## Source material
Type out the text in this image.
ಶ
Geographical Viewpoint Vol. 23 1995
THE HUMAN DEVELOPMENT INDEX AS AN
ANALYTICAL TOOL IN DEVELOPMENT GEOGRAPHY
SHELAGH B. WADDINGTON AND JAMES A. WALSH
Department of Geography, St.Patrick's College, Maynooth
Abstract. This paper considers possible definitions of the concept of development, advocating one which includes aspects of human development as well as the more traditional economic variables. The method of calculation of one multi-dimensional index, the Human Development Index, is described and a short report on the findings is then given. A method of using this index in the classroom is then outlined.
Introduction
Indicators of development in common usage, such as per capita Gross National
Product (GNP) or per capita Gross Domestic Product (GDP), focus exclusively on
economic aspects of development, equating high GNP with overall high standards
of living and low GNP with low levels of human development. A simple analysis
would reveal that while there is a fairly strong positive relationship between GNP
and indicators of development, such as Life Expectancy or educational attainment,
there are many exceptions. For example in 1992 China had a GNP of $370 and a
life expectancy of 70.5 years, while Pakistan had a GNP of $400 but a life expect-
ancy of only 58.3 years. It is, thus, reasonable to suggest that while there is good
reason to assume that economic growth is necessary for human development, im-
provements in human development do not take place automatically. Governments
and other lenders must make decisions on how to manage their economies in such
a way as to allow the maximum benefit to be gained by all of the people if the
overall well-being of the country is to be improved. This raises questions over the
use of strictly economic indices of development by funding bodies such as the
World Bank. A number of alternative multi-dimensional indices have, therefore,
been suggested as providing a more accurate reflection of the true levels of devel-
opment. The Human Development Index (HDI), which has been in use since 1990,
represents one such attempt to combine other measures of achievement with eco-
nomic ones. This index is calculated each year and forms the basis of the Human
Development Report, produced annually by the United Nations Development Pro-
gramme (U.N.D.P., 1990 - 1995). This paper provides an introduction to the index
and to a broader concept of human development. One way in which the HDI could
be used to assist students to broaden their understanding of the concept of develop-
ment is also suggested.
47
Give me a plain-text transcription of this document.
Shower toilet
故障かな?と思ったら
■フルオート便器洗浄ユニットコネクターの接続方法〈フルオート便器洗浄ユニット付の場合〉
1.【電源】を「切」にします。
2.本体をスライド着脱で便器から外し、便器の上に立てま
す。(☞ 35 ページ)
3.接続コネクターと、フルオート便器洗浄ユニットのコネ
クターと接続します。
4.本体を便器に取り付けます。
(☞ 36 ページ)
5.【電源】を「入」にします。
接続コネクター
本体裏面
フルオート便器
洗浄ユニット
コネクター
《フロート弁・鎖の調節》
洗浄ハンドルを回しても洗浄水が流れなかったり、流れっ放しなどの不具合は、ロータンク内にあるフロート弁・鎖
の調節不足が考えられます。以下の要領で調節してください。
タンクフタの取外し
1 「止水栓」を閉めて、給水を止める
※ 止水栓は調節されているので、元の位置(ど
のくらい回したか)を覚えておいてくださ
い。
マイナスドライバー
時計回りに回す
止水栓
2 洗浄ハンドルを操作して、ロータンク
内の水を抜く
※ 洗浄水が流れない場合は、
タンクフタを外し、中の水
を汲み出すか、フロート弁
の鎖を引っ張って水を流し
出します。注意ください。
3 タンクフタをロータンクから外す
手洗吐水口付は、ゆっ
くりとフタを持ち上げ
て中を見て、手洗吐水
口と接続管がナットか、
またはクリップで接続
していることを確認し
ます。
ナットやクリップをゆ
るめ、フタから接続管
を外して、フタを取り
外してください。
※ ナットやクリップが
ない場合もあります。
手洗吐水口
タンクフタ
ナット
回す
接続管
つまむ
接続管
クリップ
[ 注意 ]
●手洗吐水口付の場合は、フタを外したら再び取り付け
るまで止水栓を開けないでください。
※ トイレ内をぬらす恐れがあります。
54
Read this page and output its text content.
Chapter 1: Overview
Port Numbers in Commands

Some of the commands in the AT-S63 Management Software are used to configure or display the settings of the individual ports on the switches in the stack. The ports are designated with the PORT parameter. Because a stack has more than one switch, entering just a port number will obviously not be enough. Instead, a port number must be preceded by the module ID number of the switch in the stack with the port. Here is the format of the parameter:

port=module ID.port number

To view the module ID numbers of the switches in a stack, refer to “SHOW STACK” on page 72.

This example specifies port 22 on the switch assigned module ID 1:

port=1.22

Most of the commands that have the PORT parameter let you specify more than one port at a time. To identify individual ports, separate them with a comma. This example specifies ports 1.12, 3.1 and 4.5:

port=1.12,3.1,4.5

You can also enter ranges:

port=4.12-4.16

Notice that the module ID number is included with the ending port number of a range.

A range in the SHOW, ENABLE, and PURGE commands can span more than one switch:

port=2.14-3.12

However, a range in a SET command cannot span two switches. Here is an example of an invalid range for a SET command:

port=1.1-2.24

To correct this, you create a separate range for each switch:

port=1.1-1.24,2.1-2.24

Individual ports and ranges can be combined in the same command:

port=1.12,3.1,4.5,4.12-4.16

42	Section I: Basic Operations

## Exercise
Scan the listing above. Collect all lines with the word "paper".

## Answer to this task
Abstract. This paper considers possible definitions of the concept of development, advocating one which includes aspects of human development as well as the more traditional economic variables. The method of calculation of one multi-dimensional index, the Human Development Index, is described and a short report on the findings is then given. A method of using this index in the classroom is then outlined.
gramme (U.N.D.P., 1990 - 1995). This paper provides an introduction to the index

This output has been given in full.